== What is needed ==
Collect every line below that contains the word "Anual".

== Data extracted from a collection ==
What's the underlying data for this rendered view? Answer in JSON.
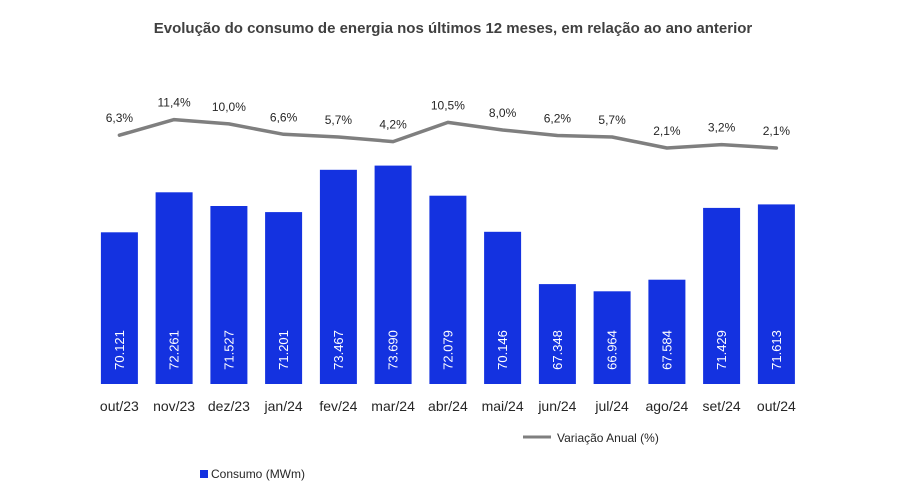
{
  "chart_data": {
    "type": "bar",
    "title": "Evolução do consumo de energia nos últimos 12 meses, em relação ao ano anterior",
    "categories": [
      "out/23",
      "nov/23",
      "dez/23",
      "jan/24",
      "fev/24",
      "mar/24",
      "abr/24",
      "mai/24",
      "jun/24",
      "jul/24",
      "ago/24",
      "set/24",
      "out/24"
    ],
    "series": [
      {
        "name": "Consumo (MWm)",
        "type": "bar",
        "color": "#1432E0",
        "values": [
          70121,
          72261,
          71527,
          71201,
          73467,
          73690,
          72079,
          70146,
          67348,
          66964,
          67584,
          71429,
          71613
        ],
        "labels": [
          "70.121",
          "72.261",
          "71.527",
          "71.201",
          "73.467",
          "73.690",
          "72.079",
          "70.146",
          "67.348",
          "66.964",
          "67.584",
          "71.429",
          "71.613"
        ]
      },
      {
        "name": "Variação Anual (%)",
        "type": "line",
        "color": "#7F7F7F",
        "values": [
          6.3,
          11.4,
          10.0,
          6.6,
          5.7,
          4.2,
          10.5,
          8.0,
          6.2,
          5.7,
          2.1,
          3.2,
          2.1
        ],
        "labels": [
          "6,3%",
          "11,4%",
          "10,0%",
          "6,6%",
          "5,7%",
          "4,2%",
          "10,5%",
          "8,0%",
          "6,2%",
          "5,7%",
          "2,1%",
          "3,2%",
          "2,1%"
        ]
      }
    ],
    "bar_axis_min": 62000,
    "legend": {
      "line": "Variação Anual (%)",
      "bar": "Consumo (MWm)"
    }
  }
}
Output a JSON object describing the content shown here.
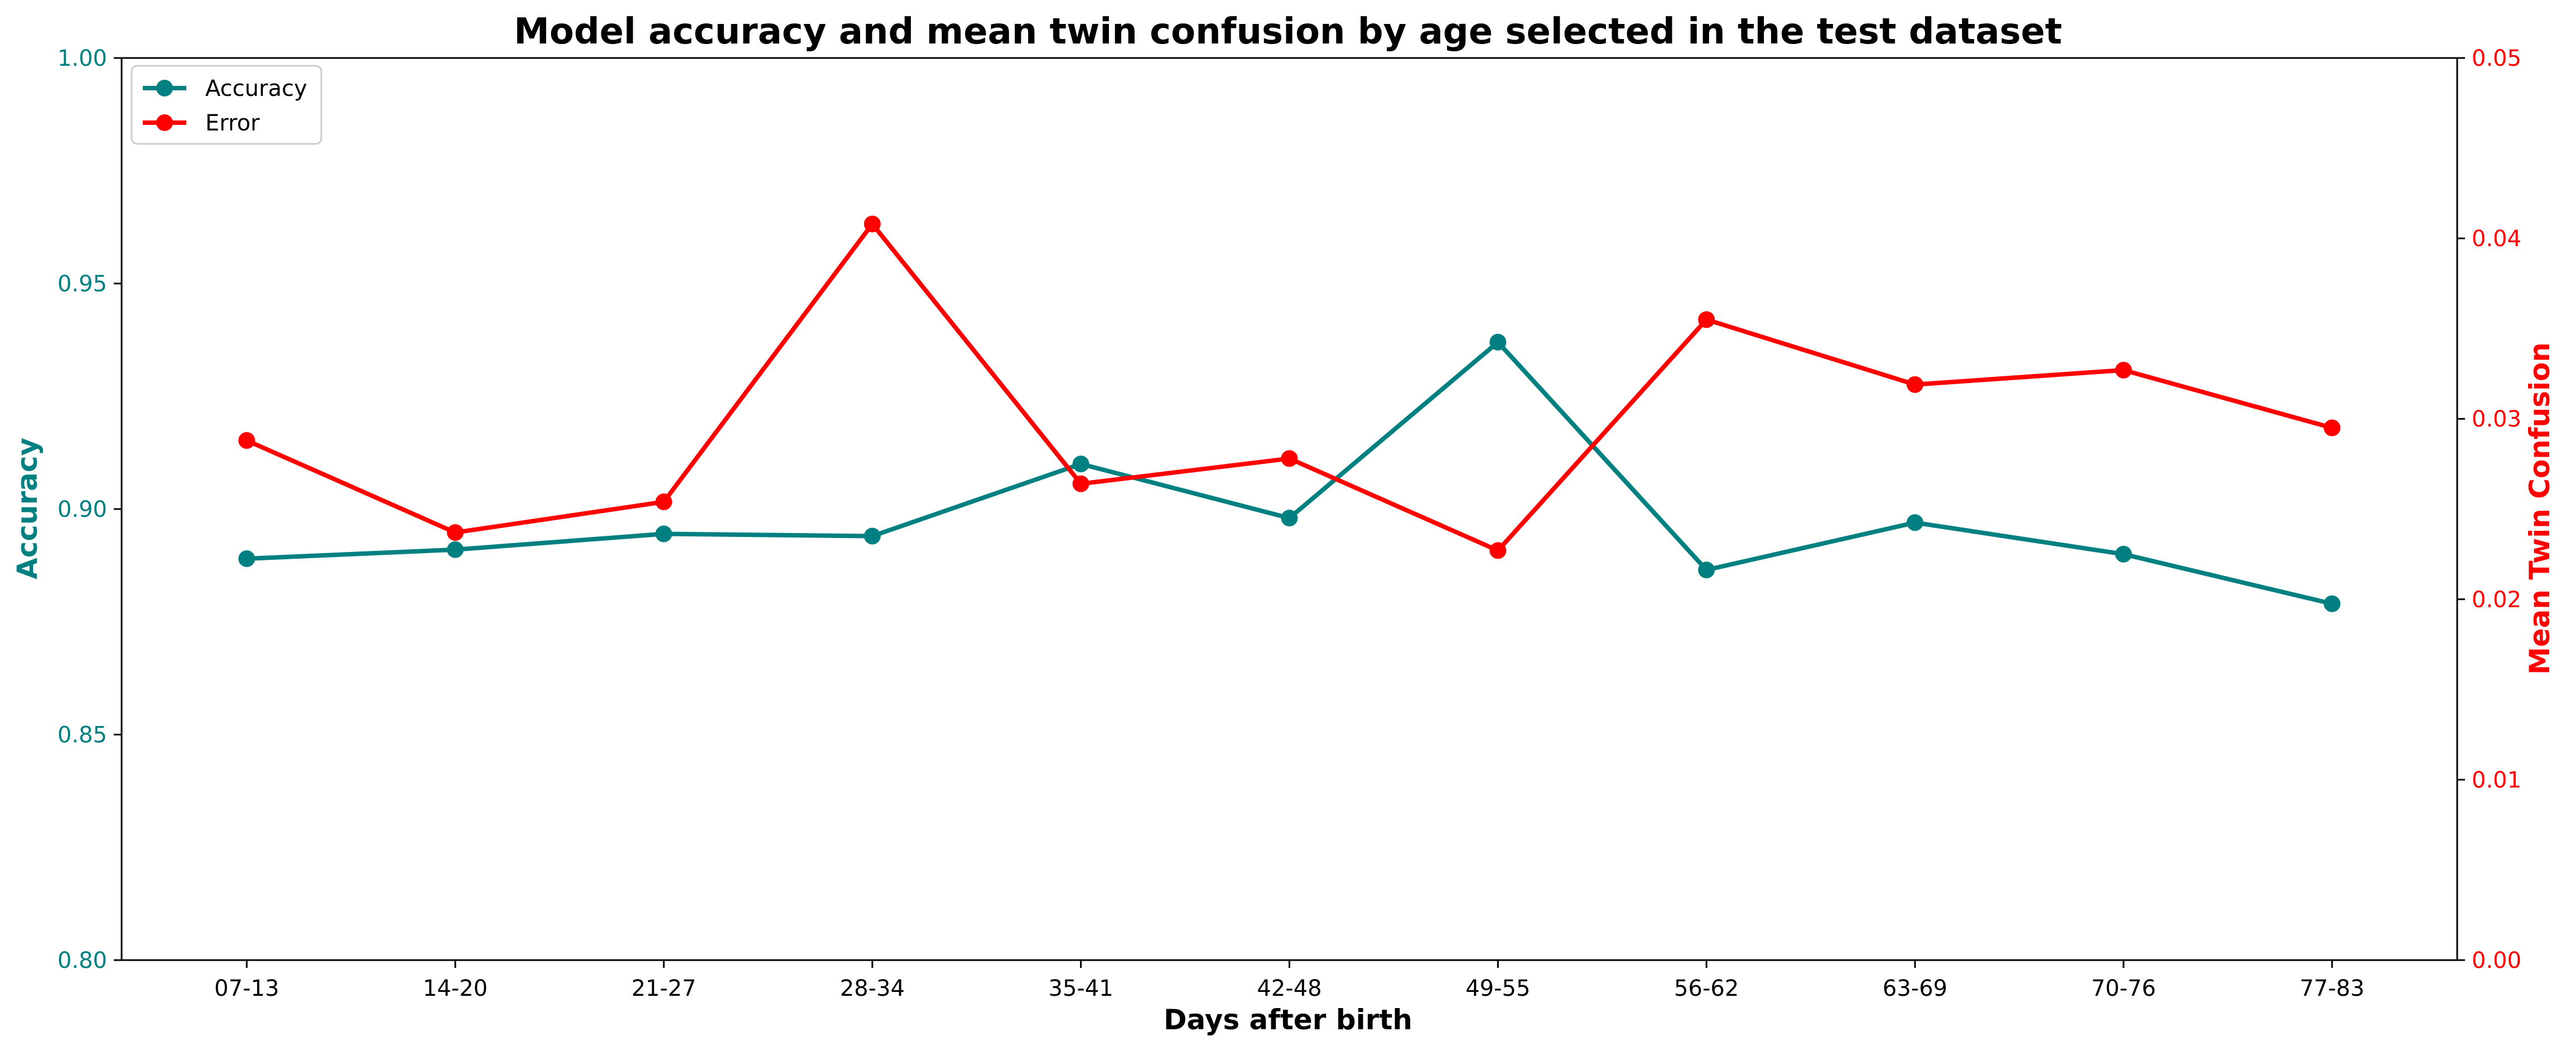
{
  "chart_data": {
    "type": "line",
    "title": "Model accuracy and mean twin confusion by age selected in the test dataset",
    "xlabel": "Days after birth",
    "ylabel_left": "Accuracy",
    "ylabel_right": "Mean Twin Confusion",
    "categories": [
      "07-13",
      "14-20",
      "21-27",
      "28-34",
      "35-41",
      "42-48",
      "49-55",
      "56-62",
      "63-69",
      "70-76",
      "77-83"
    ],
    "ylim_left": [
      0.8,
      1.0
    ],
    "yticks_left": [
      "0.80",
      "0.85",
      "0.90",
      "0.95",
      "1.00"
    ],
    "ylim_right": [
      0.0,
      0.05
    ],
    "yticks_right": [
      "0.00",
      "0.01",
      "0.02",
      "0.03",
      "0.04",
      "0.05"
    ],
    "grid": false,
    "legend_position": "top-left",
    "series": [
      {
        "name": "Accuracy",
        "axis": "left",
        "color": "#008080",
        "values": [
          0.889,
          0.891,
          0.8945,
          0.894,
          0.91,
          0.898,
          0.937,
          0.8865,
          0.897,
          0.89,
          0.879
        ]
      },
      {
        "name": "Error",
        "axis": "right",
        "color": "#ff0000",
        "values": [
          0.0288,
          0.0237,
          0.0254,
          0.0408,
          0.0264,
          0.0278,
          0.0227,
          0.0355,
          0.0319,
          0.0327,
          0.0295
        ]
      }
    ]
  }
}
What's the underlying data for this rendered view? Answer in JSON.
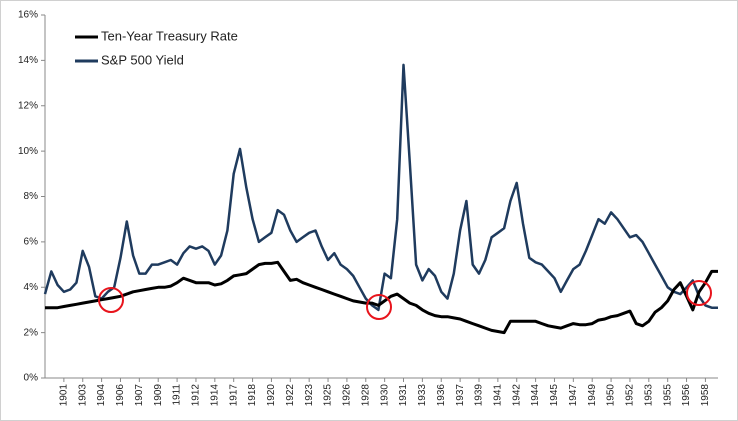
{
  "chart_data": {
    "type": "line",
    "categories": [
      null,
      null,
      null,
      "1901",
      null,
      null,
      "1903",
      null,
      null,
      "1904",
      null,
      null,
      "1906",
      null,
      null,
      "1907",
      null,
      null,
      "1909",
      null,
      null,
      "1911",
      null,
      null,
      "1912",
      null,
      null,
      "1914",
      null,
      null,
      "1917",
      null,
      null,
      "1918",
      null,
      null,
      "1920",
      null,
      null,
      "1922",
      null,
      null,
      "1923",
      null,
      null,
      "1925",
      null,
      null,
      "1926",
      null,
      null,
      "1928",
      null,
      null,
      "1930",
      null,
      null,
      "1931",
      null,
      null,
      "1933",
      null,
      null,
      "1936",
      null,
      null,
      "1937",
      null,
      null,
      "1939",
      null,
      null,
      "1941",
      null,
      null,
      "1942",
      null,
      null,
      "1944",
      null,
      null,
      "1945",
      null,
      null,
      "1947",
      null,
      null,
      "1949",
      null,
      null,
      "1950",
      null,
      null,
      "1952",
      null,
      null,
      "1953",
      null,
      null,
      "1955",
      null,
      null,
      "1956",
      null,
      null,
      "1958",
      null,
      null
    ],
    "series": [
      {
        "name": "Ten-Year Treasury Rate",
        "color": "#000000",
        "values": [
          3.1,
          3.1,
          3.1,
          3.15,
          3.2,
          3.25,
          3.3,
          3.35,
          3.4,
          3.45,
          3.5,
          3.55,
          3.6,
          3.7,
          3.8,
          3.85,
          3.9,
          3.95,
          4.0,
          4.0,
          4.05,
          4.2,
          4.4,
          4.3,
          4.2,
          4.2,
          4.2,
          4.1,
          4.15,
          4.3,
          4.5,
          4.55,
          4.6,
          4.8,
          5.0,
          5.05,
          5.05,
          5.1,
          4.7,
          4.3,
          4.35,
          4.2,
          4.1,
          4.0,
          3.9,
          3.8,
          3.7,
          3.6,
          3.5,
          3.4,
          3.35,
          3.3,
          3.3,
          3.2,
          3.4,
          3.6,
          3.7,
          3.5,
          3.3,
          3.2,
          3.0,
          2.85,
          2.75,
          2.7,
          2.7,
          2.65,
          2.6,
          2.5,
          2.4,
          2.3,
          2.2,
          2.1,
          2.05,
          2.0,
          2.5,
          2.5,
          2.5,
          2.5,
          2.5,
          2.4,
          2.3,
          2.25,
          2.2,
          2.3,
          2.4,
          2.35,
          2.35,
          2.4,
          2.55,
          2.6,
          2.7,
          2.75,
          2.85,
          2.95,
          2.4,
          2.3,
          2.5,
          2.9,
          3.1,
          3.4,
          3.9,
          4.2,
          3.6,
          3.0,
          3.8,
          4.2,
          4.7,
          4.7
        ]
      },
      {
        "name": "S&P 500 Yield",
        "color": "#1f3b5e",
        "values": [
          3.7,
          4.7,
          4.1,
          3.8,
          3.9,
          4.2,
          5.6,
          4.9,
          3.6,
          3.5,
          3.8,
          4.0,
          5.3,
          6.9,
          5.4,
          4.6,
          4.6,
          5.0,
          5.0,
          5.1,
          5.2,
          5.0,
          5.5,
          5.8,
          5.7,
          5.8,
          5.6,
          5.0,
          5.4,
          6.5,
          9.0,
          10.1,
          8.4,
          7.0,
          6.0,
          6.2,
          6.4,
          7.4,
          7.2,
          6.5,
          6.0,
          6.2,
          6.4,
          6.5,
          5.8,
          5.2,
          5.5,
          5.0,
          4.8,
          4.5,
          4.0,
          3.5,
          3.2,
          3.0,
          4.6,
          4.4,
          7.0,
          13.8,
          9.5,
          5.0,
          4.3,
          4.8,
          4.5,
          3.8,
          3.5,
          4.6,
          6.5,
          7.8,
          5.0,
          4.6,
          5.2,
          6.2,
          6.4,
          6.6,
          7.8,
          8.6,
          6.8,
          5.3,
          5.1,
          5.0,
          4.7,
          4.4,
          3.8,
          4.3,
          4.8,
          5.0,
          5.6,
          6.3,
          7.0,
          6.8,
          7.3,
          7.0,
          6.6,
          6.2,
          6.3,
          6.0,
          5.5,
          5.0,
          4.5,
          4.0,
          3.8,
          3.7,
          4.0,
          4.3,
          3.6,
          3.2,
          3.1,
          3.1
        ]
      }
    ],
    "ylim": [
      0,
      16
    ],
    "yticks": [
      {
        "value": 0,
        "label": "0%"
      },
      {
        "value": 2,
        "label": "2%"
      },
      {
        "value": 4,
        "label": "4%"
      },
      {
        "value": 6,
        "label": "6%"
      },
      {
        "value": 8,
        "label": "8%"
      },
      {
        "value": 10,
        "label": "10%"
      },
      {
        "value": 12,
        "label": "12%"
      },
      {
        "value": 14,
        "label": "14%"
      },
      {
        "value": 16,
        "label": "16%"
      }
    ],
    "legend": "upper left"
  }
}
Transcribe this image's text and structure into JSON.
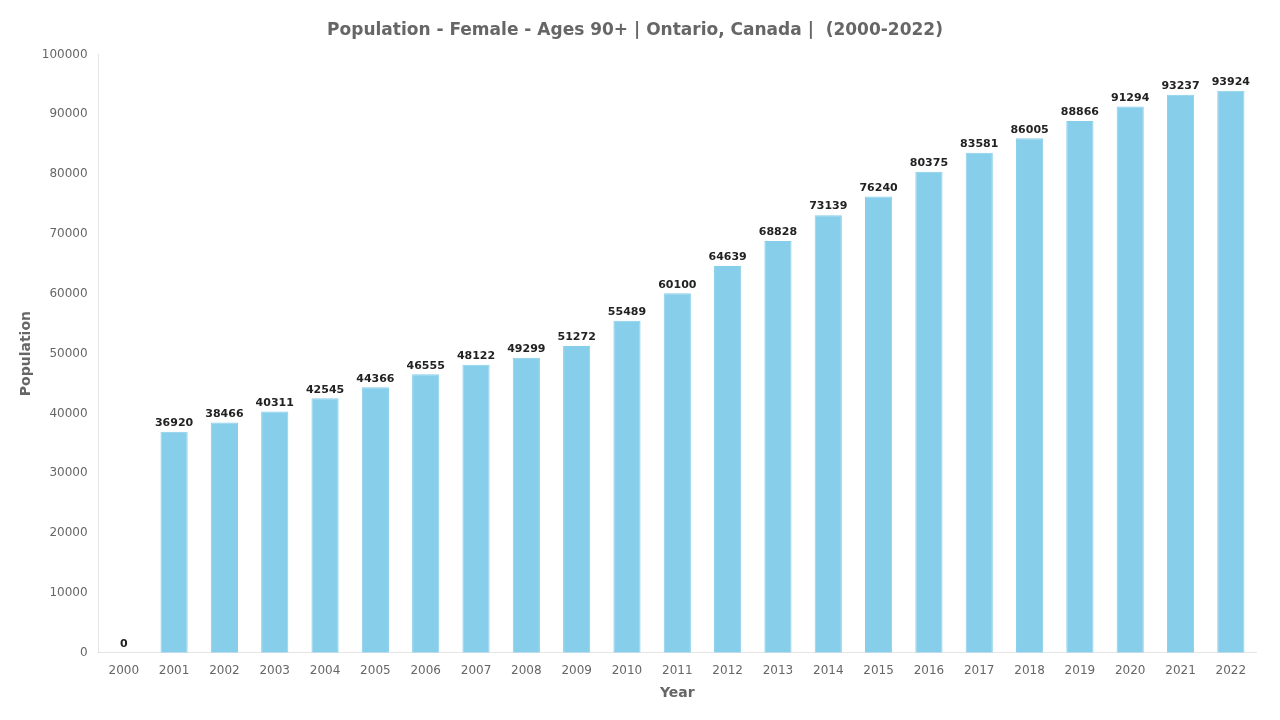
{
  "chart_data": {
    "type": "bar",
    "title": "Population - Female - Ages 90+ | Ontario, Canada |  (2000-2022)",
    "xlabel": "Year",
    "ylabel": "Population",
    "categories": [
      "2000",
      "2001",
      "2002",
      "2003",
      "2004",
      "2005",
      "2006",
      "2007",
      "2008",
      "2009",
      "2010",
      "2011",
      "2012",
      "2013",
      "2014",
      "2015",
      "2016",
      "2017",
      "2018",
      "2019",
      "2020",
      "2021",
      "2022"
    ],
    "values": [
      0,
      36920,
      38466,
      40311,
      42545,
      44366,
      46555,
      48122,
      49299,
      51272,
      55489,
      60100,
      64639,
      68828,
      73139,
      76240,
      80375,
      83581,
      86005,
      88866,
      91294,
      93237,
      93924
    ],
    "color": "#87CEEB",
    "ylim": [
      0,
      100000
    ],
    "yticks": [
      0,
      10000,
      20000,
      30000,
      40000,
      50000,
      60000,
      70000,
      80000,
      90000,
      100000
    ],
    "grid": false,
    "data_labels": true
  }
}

== Written reply ==
        "name": "Variação Anual (%)",
      "line": "Variação Anual (%)",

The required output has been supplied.